— BEGIN Entries supplied —
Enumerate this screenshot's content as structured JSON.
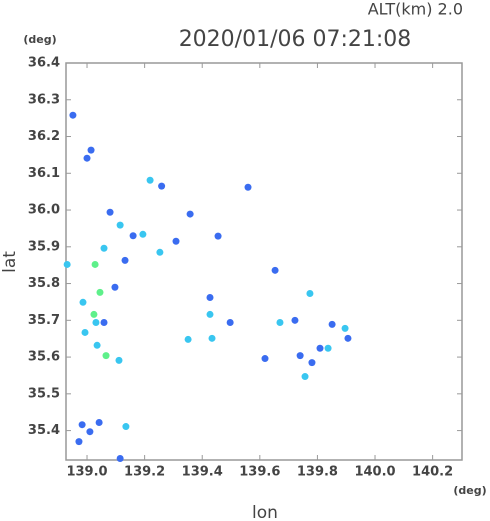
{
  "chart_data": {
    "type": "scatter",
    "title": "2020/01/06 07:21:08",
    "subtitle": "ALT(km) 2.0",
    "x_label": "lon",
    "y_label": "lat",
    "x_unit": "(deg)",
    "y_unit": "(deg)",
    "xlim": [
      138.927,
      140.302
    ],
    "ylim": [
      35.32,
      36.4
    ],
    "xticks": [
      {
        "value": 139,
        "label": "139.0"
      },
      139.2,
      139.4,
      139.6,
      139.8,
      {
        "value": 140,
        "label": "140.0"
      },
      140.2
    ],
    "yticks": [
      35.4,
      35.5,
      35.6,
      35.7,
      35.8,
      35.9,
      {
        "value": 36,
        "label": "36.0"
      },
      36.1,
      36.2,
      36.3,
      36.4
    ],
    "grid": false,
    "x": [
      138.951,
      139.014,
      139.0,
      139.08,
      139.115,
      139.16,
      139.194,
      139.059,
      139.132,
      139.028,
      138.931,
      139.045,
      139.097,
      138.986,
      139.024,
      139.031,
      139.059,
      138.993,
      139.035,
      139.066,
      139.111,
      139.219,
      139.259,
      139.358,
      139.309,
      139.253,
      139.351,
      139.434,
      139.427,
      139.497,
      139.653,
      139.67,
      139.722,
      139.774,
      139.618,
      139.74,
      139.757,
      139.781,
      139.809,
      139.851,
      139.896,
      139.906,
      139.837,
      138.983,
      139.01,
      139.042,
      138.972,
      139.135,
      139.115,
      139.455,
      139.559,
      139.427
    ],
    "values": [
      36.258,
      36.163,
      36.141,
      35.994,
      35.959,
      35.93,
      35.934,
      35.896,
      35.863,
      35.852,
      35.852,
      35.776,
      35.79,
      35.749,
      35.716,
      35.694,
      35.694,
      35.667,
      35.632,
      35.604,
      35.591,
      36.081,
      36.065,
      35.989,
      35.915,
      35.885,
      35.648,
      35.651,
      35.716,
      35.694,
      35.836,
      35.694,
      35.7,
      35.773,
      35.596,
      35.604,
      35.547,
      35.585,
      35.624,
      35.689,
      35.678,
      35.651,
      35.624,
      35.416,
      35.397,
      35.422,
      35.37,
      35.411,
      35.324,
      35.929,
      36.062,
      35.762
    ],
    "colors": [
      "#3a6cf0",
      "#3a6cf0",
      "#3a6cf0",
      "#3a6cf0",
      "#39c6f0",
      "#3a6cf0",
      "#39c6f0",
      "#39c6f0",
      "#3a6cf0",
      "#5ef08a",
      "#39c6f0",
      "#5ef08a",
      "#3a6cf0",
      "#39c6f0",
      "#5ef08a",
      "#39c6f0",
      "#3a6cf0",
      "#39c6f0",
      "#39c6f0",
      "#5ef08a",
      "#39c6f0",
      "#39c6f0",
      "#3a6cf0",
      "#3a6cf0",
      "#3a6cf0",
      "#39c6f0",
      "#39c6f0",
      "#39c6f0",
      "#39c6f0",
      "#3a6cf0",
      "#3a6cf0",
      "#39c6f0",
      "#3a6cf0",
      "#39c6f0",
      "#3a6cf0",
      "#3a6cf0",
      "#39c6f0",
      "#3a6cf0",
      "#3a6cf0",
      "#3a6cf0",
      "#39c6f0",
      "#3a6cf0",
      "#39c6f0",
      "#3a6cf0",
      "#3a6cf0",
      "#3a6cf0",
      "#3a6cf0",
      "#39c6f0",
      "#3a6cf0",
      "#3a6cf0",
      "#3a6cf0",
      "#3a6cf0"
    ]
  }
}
— END Entries supplied —
Exercise task
Transcribe the records verbatim and omit the images.

Solution for this problem
Enumerate this screenshot's content as structured JSON.
{
  "chart_data": {
    "type": "scatter",
    "title": "2020/01/06 07:21:08",
    "subtitle": "ALT(km) 2.0",
    "x_label": "lon",
    "y_label": "lat",
    "x_unit": "(deg)",
    "y_unit": "(deg)",
    "xlim": [
      138.927,
      140.302
    ],
    "ylim": [
      35.32,
      36.4
    ],
    "xticks": [
      {
        "value": 139,
        "label": "139.0"
      },
      139.2,
      139.4,
      139.6,
      139.8,
      {
        "value": 140,
        "label": "140.0"
      },
      140.2
    ],
    "yticks": [
      35.4,
      35.5,
      35.6,
      35.7,
      35.8,
      35.9,
      {
        "value": 36,
        "label": "36.0"
      },
      36.1,
      36.2,
      36.3,
      36.4
    ],
    "grid": false,
    "x": [
      138.951,
      139.014,
      139.0,
      139.08,
      139.115,
      139.16,
      139.194,
      139.059,
      139.132,
      139.028,
      138.931,
      139.045,
      139.097,
      138.986,
      139.024,
      139.031,
      139.059,
      138.993,
      139.035,
      139.066,
      139.111,
      139.219,
      139.259,
      139.358,
      139.309,
      139.253,
      139.351,
      139.434,
      139.427,
      139.497,
      139.653,
      139.67,
      139.722,
      139.774,
      139.618,
      139.74,
      139.757,
      139.781,
      139.809,
      139.851,
      139.896,
      139.906,
      139.837,
      138.983,
      139.01,
      139.042,
      138.972,
      139.135,
      139.115,
      139.455,
      139.559,
      139.427
    ],
    "values": [
      36.258,
      36.163,
      36.141,
      35.994,
      35.959,
      35.93,
      35.934,
      35.896,
      35.863,
      35.852,
      35.852,
      35.776,
      35.79,
      35.749,
      35.716,
      35.694,
      35.694,
      35.667,
      35.632,
      35.604,
      35.591,
      36.081,
      36.065,
      35.989,
      35.915,
      35.885,
      35.648,
      35.651,
      35.716,
      35.694,
      35.836,
      35.694,
      35.7,
      35.773,
      35.596,
      35.604,
      35.547,
      35.585,
      35.624,
      35.689,
      35.678,
      35.651,
      35.624,
      35.416,
      35.397,
      35.422,
      35.37,
      35.411,
      35.324,
      35.929,
      36.062,
      35.762
    ],
    "colors": [
      "#3a6cf0",
      "#3a6cf0",
      "#3a6cf0",
      "#3a6cf0",
      "#39c6f0",
      "#3a6cf0",
      "#39c6f0",
      "#39c6f0",
      "#3a6cf0",
      "#5ef08a",
      "#39c6f0",
      "#5ef08a",
      "#3a6cf0",
      "#39c6f0",
      "#5ef08a",
      "#39c6f0",
      "#3a6cf0",
      "#39c6f0",
      "#39c6f0",
      "#5ef08a",
      "#39c6f0",
      "#39c6f0",
      "#3a6cf0",
      "#3a6cf0",
      "#3a6cf0",
      "#39c6f0",
      "#39c6f0",
      "#39c6f0",
      "#39c6f0",
      "#3a6cf0",
      "#3a6cf0",
      "#39c6f0",
      "#3a6cf0",
      "#39c6f0",
      "#3a6cf0",
      "#3a6cf0",
      "#39c6f0",
      "#3a6cf0",
      "#3a6cf0",
      "#3a6cf0",
      "#39c6f0",
      "#3a6cf0",
      "#39c6f0",
      "#3a6cf0",
      "#3a6cf0",
      "#3a6cf0",
      "#3a6cf0",
      "#39c6f0",
      "#3a6cf0",
      "#3a6cf0",
      "#3a6cf0",
      "#3a6cf0"
    ]
  }
}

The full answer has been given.